[Exercise directions] Scan the records below for lines with the word "RETA", then state how many you find and nothing else.

(Extracted records)
■ ■ ■ ■
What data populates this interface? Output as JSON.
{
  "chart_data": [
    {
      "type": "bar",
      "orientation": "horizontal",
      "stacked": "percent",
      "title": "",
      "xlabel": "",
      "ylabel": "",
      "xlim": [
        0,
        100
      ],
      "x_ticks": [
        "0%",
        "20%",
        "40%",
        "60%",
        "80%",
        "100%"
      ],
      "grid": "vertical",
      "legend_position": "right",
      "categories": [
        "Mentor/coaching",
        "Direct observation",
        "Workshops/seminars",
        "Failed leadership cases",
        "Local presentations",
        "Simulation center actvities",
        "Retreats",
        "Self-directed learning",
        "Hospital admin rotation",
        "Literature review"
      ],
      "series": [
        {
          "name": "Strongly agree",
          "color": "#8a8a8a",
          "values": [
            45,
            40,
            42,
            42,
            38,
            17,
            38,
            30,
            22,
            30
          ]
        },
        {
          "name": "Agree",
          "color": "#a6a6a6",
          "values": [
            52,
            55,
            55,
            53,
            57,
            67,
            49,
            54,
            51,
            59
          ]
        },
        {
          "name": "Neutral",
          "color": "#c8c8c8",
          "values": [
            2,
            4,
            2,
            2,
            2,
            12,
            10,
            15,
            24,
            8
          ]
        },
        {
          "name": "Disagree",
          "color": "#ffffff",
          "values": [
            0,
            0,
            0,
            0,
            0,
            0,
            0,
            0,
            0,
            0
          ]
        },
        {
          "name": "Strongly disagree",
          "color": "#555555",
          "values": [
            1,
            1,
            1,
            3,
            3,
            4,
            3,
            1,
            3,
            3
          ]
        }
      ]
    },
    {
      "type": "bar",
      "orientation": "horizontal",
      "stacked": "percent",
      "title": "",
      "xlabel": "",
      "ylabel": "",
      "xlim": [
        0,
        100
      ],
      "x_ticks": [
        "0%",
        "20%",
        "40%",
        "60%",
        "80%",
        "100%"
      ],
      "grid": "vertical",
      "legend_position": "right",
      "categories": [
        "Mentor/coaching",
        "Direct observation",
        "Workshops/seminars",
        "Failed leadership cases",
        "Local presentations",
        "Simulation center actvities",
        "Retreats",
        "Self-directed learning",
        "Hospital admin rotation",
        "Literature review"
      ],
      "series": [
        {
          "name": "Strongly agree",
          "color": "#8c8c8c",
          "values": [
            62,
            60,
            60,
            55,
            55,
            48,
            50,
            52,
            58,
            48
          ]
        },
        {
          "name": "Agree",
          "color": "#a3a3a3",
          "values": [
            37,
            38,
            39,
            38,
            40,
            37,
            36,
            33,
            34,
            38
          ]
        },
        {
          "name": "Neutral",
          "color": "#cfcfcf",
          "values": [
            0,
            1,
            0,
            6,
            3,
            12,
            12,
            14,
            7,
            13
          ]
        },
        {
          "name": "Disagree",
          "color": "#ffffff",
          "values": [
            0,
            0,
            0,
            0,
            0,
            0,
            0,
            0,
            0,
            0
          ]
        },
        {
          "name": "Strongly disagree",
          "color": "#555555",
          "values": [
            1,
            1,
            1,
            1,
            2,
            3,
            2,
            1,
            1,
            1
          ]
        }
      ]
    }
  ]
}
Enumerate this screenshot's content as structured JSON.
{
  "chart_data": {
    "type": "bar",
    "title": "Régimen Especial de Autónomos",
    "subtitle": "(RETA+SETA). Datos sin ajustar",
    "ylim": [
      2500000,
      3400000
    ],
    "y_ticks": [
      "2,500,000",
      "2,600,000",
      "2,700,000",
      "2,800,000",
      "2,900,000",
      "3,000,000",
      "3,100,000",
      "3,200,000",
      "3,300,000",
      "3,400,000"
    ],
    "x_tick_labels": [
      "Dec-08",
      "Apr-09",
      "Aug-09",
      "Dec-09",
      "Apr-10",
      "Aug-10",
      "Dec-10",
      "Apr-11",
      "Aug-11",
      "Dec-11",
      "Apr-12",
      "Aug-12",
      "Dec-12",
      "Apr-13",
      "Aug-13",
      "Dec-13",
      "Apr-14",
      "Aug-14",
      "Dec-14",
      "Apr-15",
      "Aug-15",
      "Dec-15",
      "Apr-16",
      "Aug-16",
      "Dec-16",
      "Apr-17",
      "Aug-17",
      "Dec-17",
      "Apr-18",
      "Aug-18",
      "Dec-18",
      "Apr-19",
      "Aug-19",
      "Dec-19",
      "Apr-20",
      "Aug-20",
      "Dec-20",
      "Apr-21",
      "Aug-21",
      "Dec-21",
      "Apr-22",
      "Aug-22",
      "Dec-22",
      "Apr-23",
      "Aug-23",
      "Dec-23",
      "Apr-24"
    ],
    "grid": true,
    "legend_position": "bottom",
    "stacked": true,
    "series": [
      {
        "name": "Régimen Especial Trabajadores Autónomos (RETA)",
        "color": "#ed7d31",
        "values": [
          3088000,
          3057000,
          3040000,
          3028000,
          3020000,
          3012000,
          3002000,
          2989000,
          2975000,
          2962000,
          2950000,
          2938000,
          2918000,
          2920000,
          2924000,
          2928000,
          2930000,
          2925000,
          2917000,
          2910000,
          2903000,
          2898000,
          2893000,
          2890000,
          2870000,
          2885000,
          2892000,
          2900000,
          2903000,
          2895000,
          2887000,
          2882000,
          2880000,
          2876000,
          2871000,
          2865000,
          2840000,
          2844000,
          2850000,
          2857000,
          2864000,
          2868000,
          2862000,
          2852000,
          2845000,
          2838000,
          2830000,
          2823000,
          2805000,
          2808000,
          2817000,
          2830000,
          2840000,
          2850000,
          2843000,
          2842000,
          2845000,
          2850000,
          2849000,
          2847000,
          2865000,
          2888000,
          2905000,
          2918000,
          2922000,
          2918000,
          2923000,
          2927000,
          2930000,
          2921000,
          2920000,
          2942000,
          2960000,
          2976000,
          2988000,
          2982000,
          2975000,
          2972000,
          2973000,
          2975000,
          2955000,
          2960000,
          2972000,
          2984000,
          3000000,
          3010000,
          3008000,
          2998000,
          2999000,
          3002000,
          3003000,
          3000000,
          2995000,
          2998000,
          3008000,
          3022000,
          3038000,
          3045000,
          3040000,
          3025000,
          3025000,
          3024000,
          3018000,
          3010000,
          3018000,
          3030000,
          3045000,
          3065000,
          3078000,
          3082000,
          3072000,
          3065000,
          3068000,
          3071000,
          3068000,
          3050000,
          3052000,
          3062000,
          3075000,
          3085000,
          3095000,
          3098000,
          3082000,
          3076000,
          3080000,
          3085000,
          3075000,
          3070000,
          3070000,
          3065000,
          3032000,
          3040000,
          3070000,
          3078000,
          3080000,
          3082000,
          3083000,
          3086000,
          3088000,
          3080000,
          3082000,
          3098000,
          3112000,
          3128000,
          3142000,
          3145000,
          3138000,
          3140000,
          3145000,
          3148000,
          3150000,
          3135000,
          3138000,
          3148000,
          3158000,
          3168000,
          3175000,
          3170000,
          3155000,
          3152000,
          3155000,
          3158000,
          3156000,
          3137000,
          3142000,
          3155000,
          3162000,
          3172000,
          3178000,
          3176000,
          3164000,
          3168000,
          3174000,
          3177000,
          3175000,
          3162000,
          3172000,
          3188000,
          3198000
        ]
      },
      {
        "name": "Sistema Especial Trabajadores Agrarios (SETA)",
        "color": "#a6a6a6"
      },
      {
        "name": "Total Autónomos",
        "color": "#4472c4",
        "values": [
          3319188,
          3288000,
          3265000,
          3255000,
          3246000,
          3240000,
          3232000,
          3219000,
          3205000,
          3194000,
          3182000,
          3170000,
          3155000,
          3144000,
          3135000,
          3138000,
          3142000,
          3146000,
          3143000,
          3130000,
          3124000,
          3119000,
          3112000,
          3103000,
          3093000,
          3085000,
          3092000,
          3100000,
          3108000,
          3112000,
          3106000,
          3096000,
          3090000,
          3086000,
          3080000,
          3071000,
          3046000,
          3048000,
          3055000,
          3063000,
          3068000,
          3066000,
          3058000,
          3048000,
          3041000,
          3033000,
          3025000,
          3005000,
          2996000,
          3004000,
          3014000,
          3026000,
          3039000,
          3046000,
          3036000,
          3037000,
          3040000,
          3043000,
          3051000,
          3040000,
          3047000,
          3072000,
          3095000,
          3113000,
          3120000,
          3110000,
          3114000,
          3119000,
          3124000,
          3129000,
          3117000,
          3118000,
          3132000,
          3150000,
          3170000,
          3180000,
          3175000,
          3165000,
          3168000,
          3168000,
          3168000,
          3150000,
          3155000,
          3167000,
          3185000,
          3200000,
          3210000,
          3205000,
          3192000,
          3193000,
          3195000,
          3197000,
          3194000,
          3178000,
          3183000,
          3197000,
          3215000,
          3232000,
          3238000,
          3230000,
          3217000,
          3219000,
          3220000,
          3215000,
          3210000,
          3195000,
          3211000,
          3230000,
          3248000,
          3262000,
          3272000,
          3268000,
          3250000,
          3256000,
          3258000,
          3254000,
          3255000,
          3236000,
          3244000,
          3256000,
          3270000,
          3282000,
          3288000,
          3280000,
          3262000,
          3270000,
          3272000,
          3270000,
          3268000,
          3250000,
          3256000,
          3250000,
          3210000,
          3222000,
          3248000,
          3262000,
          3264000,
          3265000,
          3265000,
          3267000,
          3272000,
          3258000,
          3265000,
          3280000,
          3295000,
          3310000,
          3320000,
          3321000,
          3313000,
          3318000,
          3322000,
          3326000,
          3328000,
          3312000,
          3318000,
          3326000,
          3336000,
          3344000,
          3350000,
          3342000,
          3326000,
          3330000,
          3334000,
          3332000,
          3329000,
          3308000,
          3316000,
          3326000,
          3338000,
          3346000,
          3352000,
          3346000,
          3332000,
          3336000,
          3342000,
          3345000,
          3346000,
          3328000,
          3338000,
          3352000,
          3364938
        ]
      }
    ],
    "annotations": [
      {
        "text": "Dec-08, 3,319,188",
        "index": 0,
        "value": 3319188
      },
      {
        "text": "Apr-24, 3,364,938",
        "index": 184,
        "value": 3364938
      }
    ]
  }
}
■ ■ ■ ■
[Solution to the problem] 2